** Your goal **
Gather each line containing the string "функций" from these entries.
>> Begin Data for processing
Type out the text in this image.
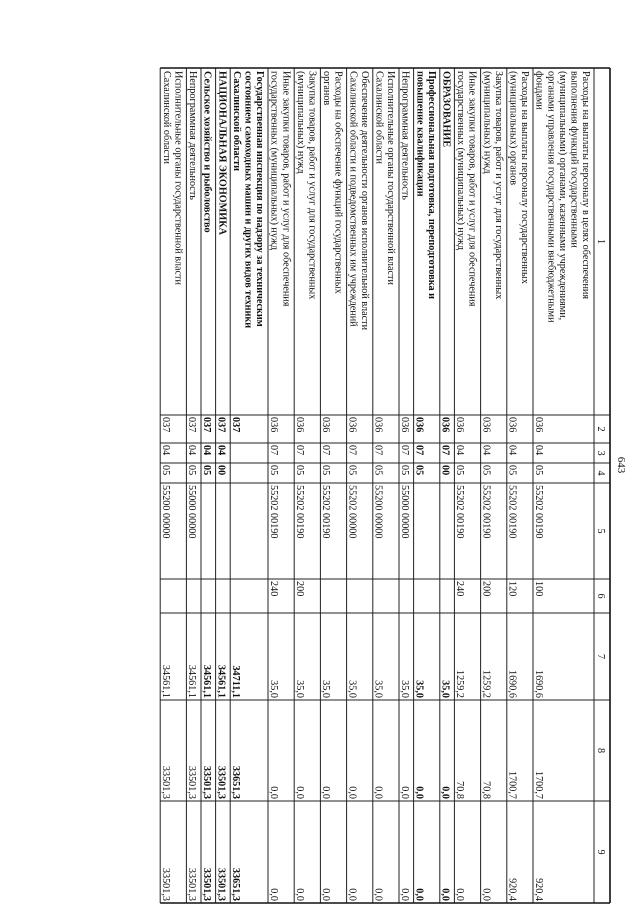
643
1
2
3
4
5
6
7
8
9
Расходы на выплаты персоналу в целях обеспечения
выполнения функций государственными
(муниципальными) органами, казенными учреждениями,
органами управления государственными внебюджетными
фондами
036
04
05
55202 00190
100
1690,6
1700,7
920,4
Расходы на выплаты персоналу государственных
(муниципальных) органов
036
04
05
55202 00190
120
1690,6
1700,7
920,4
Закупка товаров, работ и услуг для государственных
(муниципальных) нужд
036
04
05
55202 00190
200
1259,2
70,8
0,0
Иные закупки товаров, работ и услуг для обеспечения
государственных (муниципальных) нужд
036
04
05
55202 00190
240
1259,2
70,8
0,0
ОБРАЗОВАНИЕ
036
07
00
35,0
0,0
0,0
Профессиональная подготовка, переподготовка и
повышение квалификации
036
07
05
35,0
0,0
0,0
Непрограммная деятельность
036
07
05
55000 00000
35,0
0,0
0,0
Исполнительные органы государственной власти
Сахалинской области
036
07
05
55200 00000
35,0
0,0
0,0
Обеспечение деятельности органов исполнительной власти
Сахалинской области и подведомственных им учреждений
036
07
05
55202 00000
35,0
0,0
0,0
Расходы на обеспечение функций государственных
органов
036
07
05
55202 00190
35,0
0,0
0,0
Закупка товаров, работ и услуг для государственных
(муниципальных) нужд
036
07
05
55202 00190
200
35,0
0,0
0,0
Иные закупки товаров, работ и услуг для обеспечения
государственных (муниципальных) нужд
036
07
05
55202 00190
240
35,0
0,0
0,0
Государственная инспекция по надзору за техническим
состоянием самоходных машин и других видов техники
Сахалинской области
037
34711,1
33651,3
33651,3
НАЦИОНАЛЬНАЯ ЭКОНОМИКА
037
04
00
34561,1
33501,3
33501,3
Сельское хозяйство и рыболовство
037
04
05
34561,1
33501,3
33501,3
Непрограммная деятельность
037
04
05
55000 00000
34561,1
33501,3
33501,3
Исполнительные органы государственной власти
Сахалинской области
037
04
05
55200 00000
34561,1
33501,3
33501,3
>> End Data for processing
** Result **
выполнения функций государственными
Расходы на обеспечение функций государственных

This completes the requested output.